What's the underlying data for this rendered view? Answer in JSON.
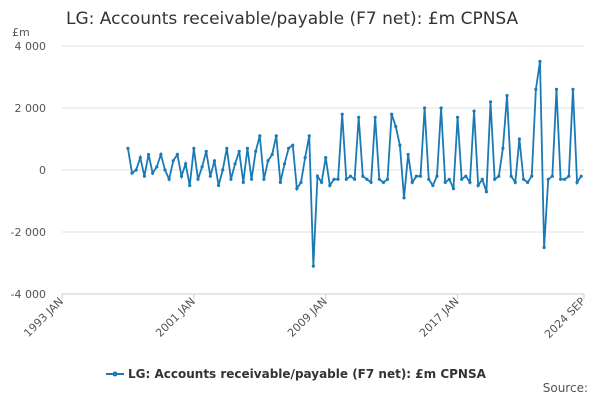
{
  "chart_data": {
    "type": "line",
    "title": "LG: Accounts receivable/payable (F7 net): £m CPNSA",
    "y_label": "£m",
    "source": "Source:",
    "x": [
      1997,
      1997.25,
      1997.5,
      1997.75,
      1998,
      1998.25,
      1998.5,
      1998.75,
      1999,
      1999.25,
      1999.5,
      1999.75,
      2000,
      2000.25,
      2000.5,
      2000.75,
      2001,
      2001.25,
      2001.5,
      2001.75,
      2002,
      2002.25,
      2002.5,
      2002.75,
      2003,
      2003.25,
      2003.5,
      2003.75,
      2004,
      2004.25,
      2004.5,
      2004.75,
      2005,
      2005.25,
      2005.5,
      2005.75,
      2006,
      2006.25,
      2006.5,
      2006.75,
      2007,
      2007.25,
      2007.5,
      2007.75,
      2008,
      2008.25,
      2008.5,
      2008.75,
      2009,
      2009.25,
      2009.5,
      2009.75,
      2010,
      2010.25,
      2010.5,
      2010.75,
      2011,
      2011.25,
      2011.5,
      2011.75,
      2012,
      2012.25,
      2012.5,
      2012.75,
      2013,
      2013.25,
      2013.5,
      2013.75,
      2014,
      2014.25,
      2014.5,
      2014.75,
      2015,
      2015.25,
      2015.5,
      2015.75,
      2016,
      2016.25,
      2016.5,
      2016.75,
      2017,
      2017.25,
      2017.5,
      2017.75,
      2018,
      2018.25,
      2018.5,
      2018.75,
      2019,
      2019.25,
      2019.5,
      2019.75,
      2020,
      2020.25,
      2020.5,
      2020.75,
      2021,
      2021.25,
      2021.5,
      2021.75,
      2022,
      2022.25,
      2022.5,
      2022.75,
      2023,
      2023.25,
      2023.5,
      2023.75,
      2024,
      2024.25,
      2024.5
    ],
    "series": [
      {
        "name": "LG: Accounts receivable/payable (F7 net): £m CPNSA",
        "color": "#1a7ab5",
        "values": [
          700,
          -100,
          0,
          400,
          -200,
          500,
          -100,
          100,
          500,
          0,
          -300,
          300,
          500,
          -200,
          200,
          -500,
          700,
          -300,
          100,
          600,
          -200,
          300,
          -500,
          0,
          700,
          -300,
          200,
          600,
          -400,
          700,
          -300,
          600,
          1100,
          -300,
          300,
          500,
          1100,
          -400,
          200,
          700,
          800,
          -600,
          -400,
          400,
          1100,
          -3100,
          -200,
          -400,
          400,
          -500,
          -300,
          -300,
          1800,
          -300,
          -200,
          -300,
          1700,
          -200,
          -300,
          -400,
          1700,
          -300,
          -400,
          -300,
          1800,
          1400,
          800,
          -900,
          500,
          -400,
          -200,
          -200,
          2000,
          -300,
          -500,
          -200,
          2000,
          -400,
          -300,
          -600,
          1700,
          -300,
          -200,
          -400,
          1900,
          -500,
          -300,
          -700,
          2200,
          -300,
          -200,
          700,
          2400,
          -200,
          -400,
          1000,
          -300,
          -400,
          -200,
          2600,
          3500,
          -2500,
          -300,
          -200,
          2600,
          -300,
          -300,
          -200,
          2600,
          -400,
          -200
        ]
      }
    ],
    "xlim": [
      1993,
      2024.67
    ],
    "xticks": [
      {
        "value": 1993,
        "label": "1993 JAN"
      },
      {
        "value": 2001,
        "label": "2001 JAN"
      },
      {
        "value": 2009,
        "label": "2009 JAN"
      },
      {
        "value": 2017,
        "label": "2017 JAN"
      },
      {
        "value": 2024.67,
        "label": "2024 SEP"
      }
    ],
    "ylim": [
      -4000,
      4000
    ],
    "yticks": [
      {
        "value": -4000,
        "label": "-4 000"
      },
      {
        "value": -2000,
        "label": "-2 000"
      },
      0,
      {
        "value": 2000,
        "label": "2 000"
      },
      {
        "value": 4000,
        "label": "4 000"
      }
    ],
    "grid": true,
    "legend": "bottom"
  }
}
------------------------
*Given problem*:
Provide the count, and nothing else, of lines in the data above where the word "receivable" occurs.

*Reply to the exercise*:
2